[Entries taken from a collection]
_ _ _

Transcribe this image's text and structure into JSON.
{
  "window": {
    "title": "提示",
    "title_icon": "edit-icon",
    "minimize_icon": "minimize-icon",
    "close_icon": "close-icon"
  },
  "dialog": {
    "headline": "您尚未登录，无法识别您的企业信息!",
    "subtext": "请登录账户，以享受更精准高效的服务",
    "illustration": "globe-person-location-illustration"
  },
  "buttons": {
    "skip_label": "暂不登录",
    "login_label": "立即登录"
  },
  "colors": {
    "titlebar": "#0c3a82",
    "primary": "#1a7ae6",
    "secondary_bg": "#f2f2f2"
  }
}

_ _ _

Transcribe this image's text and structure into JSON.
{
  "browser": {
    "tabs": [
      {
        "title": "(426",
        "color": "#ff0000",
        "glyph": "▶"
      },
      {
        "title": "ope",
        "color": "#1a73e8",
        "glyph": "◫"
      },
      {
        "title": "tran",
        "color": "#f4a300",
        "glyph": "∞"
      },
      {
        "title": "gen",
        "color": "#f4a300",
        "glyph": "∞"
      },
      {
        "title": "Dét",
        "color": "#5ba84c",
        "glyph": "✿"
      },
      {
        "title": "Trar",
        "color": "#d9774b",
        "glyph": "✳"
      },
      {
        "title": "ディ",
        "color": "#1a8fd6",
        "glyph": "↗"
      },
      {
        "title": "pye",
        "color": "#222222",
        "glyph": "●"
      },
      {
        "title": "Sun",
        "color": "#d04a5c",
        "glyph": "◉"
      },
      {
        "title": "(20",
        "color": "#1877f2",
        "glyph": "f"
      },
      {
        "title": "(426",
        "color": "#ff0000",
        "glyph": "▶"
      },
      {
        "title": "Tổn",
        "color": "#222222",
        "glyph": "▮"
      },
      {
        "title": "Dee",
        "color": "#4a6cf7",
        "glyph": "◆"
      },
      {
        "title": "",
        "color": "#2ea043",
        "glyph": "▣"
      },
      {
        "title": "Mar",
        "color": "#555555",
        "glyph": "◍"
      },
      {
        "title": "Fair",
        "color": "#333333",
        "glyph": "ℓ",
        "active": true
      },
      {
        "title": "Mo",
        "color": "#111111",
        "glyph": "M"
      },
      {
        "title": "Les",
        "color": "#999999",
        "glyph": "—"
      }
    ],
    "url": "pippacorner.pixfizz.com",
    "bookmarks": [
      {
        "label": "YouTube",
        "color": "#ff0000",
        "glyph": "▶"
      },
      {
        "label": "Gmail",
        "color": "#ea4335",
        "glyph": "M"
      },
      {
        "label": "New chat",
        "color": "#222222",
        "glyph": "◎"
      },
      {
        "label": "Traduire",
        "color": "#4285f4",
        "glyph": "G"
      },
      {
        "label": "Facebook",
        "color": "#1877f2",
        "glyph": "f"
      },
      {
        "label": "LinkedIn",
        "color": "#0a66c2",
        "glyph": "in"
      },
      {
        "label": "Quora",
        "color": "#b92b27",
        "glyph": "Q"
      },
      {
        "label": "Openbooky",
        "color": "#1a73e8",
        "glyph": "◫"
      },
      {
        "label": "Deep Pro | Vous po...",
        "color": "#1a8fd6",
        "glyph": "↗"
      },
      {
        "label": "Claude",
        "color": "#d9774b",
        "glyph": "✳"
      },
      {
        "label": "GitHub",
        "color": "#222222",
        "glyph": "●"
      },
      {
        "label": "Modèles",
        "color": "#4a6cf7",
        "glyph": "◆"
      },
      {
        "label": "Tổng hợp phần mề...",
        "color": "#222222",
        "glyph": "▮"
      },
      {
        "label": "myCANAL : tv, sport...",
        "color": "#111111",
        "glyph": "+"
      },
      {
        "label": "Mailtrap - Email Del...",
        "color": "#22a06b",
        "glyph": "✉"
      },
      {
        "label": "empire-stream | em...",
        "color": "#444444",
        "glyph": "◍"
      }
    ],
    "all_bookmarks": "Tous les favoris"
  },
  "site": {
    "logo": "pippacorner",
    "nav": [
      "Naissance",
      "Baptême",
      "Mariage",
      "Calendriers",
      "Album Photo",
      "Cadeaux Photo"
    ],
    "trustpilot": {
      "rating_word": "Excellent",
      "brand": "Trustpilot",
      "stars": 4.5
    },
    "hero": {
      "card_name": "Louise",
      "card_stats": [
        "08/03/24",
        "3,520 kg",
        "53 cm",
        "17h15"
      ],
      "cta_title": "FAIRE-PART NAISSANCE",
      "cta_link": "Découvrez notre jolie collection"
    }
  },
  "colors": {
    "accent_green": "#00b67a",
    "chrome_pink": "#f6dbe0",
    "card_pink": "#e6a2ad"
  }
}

_ _ _

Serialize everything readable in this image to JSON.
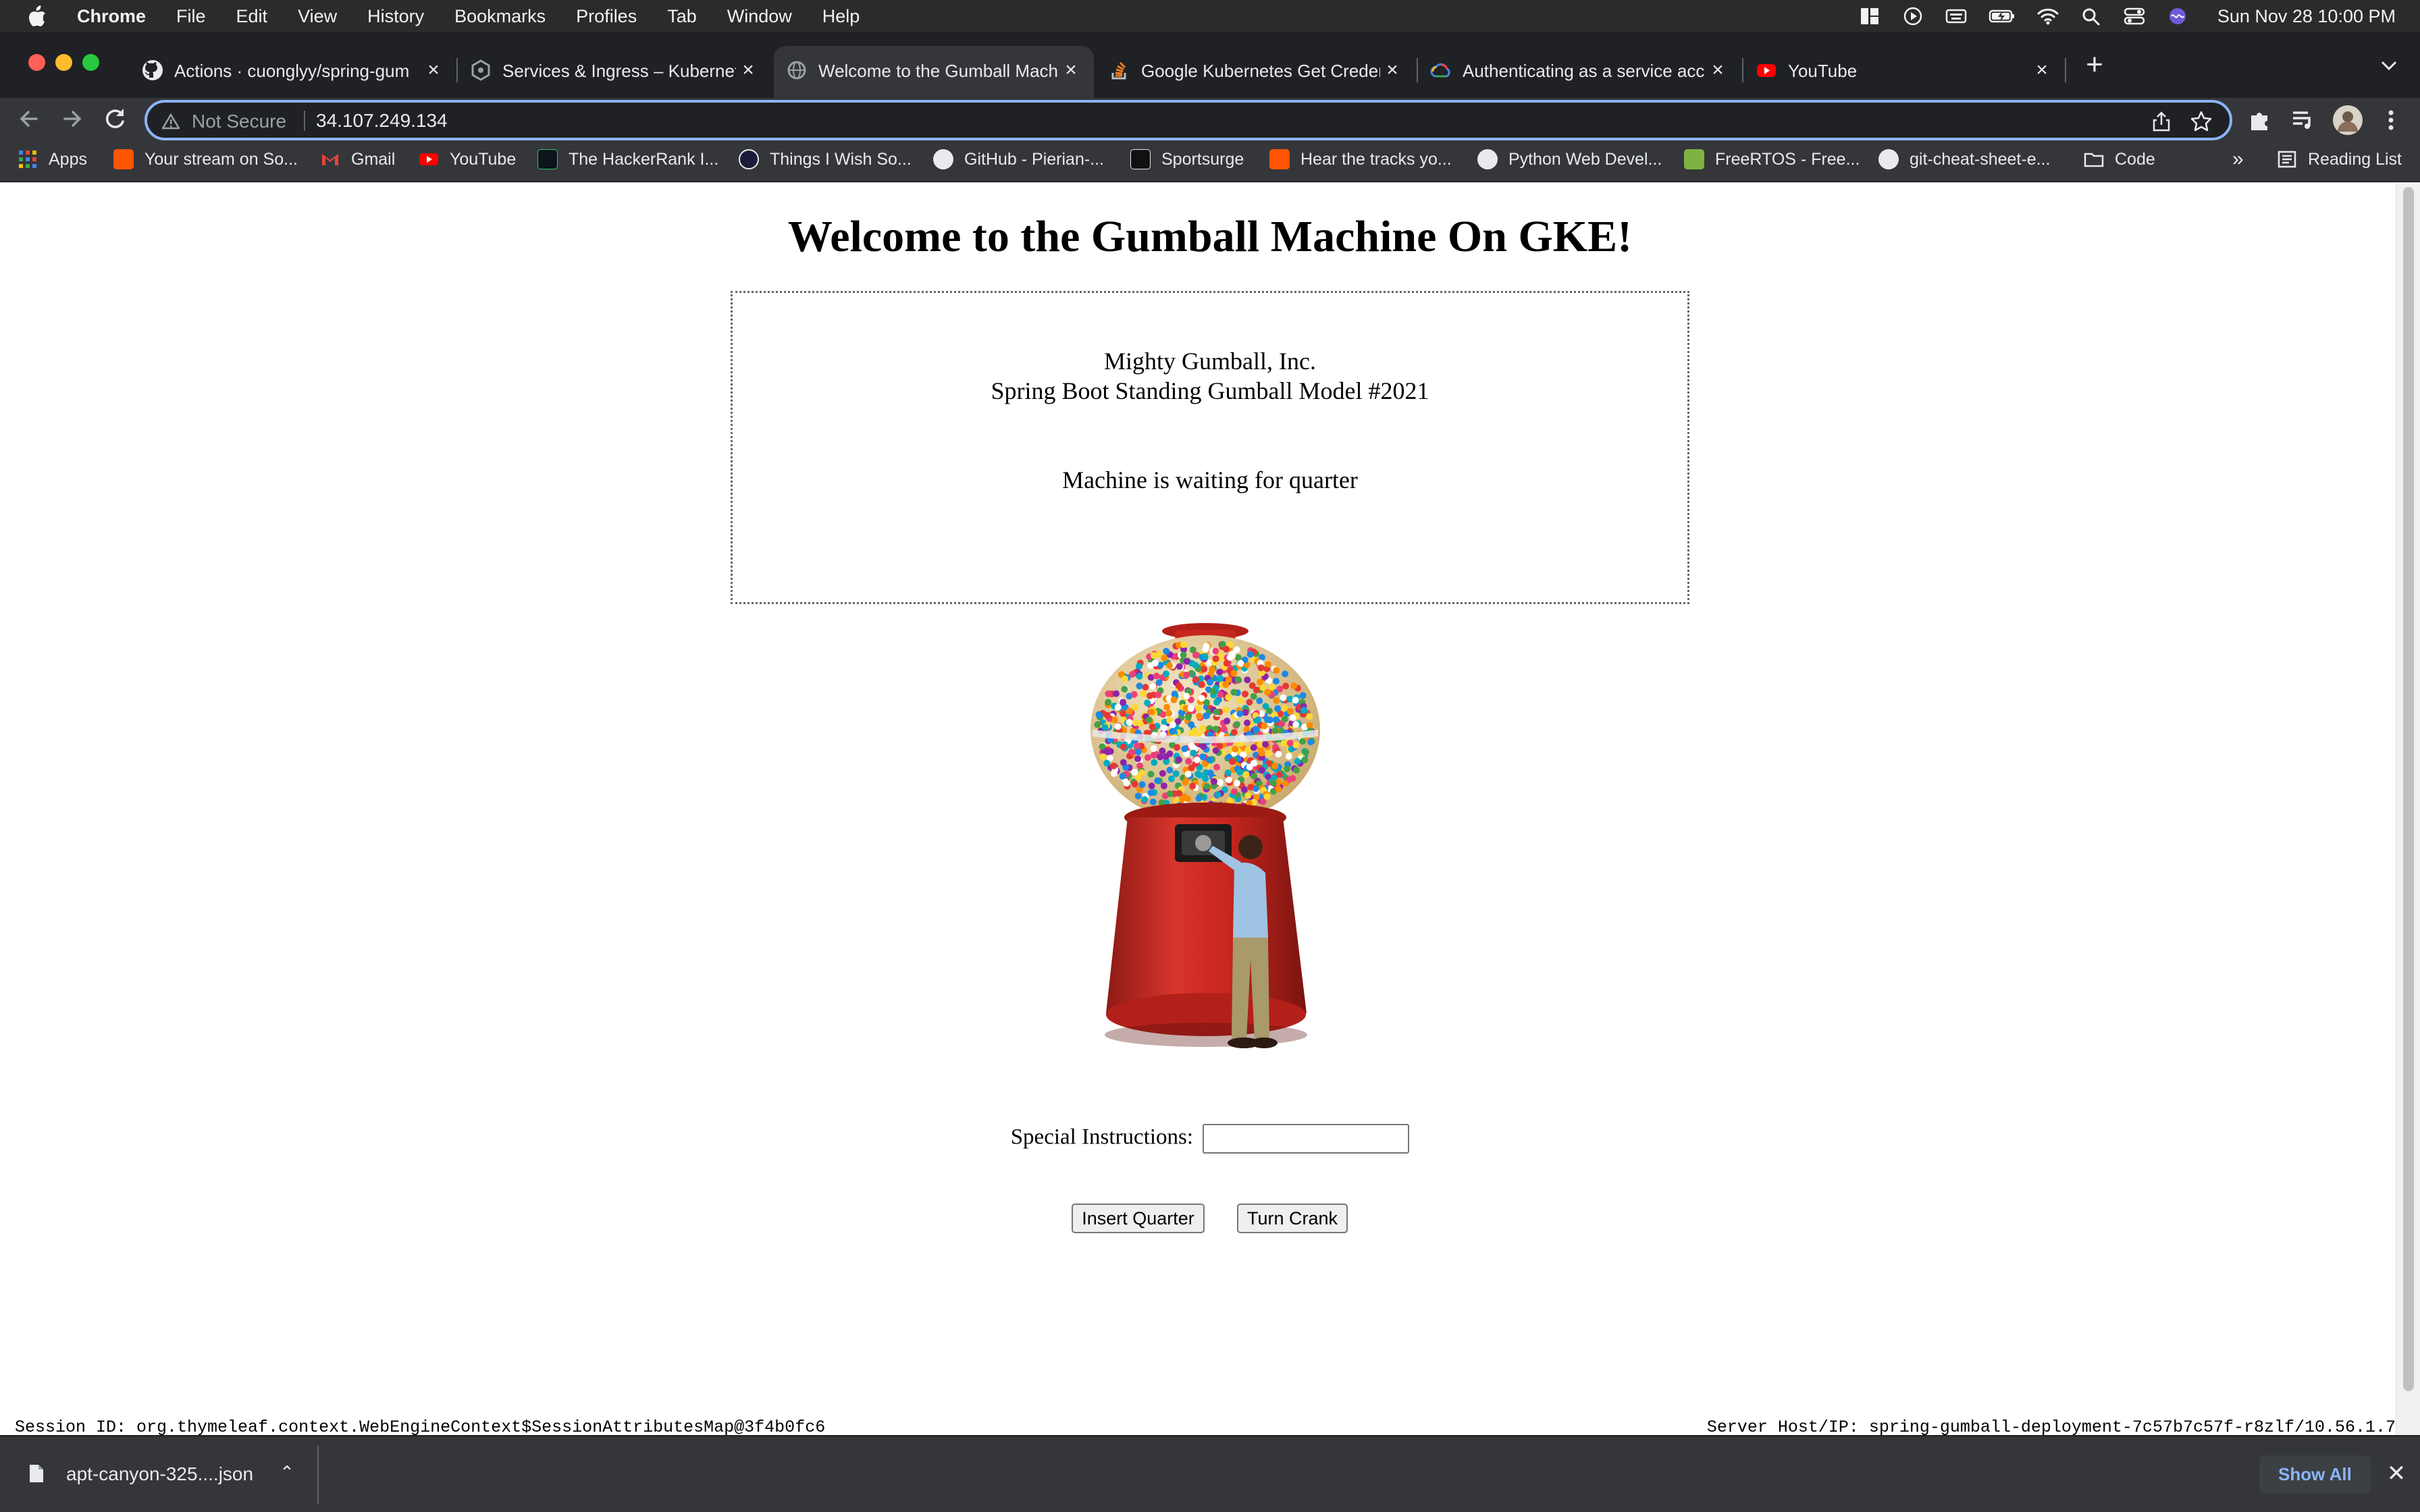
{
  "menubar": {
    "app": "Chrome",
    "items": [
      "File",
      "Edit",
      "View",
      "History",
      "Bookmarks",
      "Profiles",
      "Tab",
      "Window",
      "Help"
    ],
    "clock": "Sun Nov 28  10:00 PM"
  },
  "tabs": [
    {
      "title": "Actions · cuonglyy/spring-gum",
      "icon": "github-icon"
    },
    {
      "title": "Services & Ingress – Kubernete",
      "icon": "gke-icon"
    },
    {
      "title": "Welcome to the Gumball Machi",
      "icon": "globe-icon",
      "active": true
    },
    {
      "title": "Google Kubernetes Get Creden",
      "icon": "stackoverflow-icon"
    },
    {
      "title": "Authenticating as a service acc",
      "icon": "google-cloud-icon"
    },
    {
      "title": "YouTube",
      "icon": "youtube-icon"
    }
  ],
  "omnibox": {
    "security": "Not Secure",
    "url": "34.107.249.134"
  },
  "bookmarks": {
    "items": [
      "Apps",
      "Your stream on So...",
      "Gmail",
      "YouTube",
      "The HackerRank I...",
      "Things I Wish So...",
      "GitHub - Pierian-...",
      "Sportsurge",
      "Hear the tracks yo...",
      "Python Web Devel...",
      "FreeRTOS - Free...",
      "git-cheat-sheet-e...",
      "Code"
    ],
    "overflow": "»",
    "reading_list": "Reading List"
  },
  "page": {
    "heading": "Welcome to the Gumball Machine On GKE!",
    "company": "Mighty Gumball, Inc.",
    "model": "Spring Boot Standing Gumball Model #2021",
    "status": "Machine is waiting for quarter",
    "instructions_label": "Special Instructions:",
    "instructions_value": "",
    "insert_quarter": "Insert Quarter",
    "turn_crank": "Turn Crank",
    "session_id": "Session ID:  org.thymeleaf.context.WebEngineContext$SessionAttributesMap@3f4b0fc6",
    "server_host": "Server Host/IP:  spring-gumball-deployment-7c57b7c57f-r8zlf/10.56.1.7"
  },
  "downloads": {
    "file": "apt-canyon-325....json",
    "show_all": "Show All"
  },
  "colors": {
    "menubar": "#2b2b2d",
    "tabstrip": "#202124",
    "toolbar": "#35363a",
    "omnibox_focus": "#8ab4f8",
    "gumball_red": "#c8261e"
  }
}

_ _ _

From the entries above, select each line containing the string "Machine".

    "heading": "Welcome to the Gumball Machine On GKE!",
    "status": "Machine is waiting for quarter",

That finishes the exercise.